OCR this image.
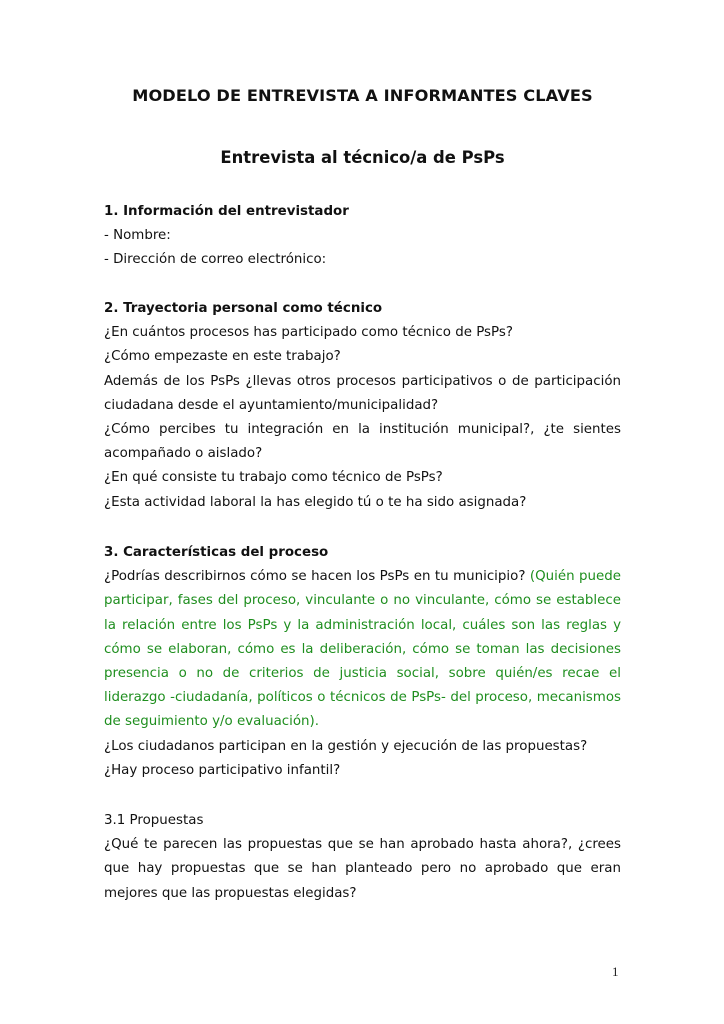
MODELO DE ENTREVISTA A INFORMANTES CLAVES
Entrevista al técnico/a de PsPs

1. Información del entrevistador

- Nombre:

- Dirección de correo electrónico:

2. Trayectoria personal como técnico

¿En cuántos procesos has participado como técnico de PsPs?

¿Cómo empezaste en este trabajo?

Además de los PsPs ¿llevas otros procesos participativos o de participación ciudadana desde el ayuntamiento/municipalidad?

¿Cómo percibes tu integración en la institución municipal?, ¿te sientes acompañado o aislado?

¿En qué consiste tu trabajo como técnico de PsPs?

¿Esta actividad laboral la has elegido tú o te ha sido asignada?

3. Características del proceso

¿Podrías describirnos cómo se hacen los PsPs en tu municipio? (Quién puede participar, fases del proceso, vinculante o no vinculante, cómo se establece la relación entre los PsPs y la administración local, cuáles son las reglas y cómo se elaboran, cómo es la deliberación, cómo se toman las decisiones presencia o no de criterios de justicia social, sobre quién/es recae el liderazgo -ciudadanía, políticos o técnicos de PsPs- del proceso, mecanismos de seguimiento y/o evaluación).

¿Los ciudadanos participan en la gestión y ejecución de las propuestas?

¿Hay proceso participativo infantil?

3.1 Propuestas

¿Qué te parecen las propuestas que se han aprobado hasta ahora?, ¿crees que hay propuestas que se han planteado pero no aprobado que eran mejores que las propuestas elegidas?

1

# # #

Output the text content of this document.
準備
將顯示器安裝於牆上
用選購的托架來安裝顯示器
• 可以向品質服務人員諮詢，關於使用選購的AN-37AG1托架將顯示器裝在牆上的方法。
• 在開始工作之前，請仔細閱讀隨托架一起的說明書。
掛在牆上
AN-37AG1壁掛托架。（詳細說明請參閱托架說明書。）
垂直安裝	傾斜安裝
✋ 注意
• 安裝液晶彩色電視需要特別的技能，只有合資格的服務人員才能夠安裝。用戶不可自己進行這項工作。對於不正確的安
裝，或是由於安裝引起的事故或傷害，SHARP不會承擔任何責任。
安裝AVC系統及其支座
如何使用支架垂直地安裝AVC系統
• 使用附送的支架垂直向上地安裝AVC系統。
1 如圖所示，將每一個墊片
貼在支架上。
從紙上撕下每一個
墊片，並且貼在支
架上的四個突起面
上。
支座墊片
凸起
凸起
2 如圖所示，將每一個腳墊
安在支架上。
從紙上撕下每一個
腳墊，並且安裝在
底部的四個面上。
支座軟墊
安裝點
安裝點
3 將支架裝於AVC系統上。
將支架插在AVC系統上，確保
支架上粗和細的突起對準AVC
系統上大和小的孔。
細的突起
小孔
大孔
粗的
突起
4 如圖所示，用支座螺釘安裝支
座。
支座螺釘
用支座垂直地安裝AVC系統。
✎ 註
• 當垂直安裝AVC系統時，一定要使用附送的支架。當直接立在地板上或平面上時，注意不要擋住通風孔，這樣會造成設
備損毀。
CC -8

# # #

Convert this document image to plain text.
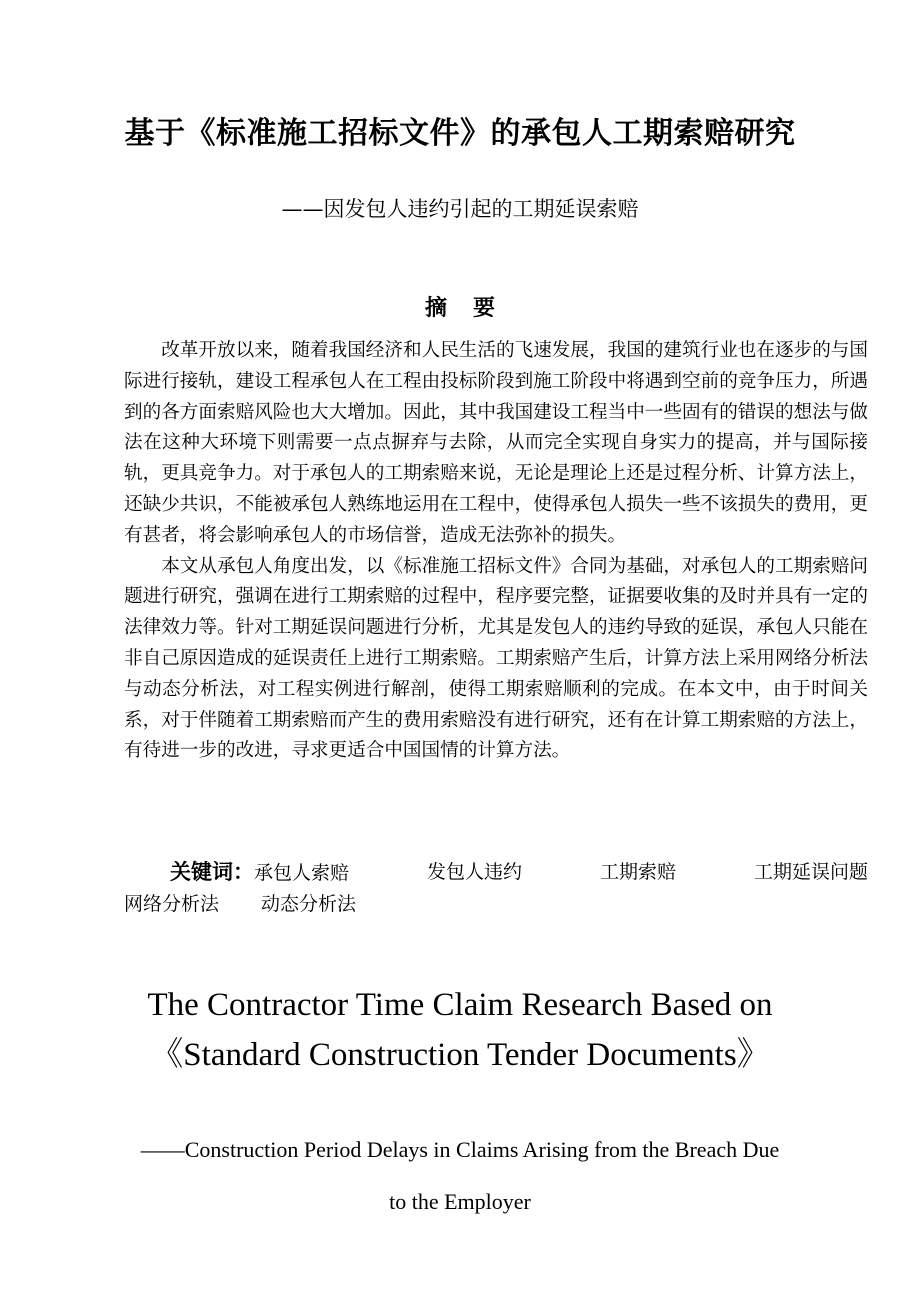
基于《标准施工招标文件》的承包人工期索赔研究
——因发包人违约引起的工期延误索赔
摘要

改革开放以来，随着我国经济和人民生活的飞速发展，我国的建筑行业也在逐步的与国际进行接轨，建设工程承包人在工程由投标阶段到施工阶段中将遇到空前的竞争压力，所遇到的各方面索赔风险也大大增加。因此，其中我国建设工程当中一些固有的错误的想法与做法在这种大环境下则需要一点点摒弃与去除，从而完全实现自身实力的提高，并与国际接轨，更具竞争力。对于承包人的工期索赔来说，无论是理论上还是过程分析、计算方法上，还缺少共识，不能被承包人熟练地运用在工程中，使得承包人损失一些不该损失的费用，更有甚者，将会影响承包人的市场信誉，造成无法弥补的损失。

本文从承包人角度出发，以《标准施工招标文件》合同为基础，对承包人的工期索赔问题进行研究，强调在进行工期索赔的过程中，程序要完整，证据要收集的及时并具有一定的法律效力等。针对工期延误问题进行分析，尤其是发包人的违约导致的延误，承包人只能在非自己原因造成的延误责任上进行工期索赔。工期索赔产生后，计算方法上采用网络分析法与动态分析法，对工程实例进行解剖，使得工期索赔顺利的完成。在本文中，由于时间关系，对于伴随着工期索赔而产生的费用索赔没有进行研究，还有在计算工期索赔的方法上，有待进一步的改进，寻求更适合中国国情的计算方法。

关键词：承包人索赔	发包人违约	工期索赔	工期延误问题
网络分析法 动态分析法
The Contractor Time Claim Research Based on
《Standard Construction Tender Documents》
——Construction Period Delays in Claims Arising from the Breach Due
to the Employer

# # #

**INSTRUCTION**
Which lines hold the word "标准施工招标文件"? Copy every one of them.

**COMPLETED EXERCISE**
基于《标准施工招标文件》的承包人工期索赔研究
本文从承包人角度出发，以《标准施工招标文件》合同为基础，对承包人的工期索赔问题进行研究，强调在进行工期索赔的过程中，程序要完整，证据要收集的及时并具有一定的法律效力等。针对工期延误问题进行分析，尤其是发包人的违约导致的延误，承包人只能在非自己原因造成的延误责任上进行工期索赔。工期索赔产生后，计算方法上采用网络分析法与动态分析法，对工程实例进行解剖，使得工期索赔顺利的完成。在本文中，由于时间关系，对于伴随着工期索赔而产生的费用索赔没有进行研究，还有在计算工期索赔的方法上，有待进一步的改进，寻求更适合中国国情的计算方法。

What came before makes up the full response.